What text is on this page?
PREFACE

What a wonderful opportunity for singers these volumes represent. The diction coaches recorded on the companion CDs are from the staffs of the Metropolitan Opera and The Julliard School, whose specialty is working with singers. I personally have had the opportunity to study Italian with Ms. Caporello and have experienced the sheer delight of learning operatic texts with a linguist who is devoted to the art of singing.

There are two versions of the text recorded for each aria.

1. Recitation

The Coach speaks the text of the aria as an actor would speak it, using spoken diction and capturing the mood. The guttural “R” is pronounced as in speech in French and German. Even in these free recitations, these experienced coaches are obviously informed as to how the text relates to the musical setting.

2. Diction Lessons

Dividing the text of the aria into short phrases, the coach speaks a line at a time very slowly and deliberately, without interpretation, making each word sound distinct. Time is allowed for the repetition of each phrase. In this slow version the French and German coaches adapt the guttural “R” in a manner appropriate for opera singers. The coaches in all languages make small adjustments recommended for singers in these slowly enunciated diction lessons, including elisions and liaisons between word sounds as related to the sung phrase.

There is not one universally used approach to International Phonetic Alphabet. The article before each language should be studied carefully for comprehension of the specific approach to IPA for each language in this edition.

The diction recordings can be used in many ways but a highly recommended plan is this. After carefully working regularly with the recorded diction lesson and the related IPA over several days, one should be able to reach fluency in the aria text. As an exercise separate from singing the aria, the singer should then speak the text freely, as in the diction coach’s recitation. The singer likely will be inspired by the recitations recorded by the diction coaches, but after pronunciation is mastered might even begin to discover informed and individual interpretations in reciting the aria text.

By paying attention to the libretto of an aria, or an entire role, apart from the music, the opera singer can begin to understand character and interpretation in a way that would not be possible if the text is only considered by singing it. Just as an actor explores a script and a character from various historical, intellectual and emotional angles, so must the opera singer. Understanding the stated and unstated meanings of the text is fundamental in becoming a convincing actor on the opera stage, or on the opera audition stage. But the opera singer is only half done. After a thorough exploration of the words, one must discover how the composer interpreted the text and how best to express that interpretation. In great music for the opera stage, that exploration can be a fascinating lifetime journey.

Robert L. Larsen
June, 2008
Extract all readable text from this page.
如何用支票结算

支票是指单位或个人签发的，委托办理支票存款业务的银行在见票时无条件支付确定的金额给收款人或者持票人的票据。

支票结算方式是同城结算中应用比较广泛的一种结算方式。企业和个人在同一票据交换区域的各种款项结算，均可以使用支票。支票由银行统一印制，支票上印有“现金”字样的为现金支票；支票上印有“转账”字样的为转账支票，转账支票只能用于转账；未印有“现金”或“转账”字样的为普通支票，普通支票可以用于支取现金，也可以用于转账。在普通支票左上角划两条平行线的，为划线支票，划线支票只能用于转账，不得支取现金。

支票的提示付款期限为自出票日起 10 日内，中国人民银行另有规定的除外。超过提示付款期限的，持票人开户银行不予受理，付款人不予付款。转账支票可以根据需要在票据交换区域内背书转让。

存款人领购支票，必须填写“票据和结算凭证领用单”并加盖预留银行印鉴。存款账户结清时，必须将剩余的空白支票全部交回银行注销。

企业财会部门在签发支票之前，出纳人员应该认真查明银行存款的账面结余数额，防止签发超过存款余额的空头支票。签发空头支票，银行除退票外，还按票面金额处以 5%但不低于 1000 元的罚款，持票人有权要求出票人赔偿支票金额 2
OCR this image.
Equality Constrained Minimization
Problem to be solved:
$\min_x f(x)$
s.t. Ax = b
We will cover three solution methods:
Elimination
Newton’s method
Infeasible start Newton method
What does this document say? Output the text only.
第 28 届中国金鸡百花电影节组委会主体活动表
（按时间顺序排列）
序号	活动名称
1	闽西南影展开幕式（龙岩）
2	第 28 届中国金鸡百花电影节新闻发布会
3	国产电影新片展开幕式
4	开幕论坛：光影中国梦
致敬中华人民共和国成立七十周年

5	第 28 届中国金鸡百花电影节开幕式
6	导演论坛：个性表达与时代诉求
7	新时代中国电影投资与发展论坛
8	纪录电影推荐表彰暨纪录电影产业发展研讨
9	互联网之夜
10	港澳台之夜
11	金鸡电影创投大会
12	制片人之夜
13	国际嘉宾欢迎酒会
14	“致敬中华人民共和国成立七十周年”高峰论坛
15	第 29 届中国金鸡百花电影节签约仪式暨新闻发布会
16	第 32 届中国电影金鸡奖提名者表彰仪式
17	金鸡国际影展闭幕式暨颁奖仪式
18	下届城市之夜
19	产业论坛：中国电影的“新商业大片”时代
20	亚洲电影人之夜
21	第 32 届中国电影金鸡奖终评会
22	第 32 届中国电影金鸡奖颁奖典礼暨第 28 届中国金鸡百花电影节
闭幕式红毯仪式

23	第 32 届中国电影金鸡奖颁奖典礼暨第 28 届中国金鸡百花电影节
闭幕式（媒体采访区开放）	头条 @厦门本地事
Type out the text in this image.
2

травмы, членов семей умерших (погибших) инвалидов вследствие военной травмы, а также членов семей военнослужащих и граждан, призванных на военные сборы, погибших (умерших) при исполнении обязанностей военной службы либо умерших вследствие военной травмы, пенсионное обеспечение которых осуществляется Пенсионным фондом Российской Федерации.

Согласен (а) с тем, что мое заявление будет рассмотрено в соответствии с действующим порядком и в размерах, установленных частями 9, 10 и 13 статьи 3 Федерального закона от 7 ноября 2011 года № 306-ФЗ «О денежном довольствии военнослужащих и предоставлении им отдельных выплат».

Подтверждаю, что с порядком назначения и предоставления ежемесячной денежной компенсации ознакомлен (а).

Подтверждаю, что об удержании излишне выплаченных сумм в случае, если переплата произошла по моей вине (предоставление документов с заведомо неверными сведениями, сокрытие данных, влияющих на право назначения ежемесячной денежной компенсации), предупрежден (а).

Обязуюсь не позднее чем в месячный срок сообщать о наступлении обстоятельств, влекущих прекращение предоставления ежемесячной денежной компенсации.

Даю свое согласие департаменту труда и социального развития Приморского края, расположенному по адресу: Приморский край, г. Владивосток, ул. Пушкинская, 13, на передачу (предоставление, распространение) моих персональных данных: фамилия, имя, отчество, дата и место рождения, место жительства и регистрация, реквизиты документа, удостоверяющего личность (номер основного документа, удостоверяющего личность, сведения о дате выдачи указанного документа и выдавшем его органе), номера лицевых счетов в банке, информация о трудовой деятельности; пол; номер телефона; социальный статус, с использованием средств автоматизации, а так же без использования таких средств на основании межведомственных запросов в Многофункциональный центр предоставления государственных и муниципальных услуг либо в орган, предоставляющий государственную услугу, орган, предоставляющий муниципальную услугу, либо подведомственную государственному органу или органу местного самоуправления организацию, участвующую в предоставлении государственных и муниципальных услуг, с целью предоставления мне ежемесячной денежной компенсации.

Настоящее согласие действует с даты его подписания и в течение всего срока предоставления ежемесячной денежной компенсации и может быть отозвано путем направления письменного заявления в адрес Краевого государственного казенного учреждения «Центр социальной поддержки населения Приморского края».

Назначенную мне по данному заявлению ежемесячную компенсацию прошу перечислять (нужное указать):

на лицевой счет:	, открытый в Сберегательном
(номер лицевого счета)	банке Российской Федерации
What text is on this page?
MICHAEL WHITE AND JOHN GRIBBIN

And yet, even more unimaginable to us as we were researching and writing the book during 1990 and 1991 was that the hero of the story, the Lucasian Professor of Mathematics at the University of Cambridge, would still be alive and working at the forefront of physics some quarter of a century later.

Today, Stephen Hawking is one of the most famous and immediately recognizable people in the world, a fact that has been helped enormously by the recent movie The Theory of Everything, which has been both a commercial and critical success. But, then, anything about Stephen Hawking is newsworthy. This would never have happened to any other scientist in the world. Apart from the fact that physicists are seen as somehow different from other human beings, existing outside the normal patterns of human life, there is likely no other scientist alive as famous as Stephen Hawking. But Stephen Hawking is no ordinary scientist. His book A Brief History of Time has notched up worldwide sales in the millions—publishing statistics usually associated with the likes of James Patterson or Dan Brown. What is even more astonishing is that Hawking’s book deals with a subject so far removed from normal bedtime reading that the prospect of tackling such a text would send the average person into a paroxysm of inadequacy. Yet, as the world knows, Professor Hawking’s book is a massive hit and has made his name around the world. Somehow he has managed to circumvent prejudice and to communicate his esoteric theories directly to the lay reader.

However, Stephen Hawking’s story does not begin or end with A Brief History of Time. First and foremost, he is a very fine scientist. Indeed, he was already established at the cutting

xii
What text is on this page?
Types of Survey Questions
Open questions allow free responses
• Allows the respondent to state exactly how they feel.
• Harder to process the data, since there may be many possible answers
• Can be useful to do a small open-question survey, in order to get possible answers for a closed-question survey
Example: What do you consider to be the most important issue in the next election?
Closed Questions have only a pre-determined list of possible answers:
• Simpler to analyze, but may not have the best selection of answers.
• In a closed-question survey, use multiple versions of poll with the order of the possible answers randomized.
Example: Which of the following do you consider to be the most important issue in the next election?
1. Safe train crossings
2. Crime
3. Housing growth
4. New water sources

# WHAT YOU WILL DO
Pull out each line of the listing that holds the string "order".

# EXERCISE RESULT
• Can be useful to do a small open-question survey, in order to get possible answers for a closed-question survey
• In a closed-question survey, use multiple versions of poll with the order of the possible answers randomized.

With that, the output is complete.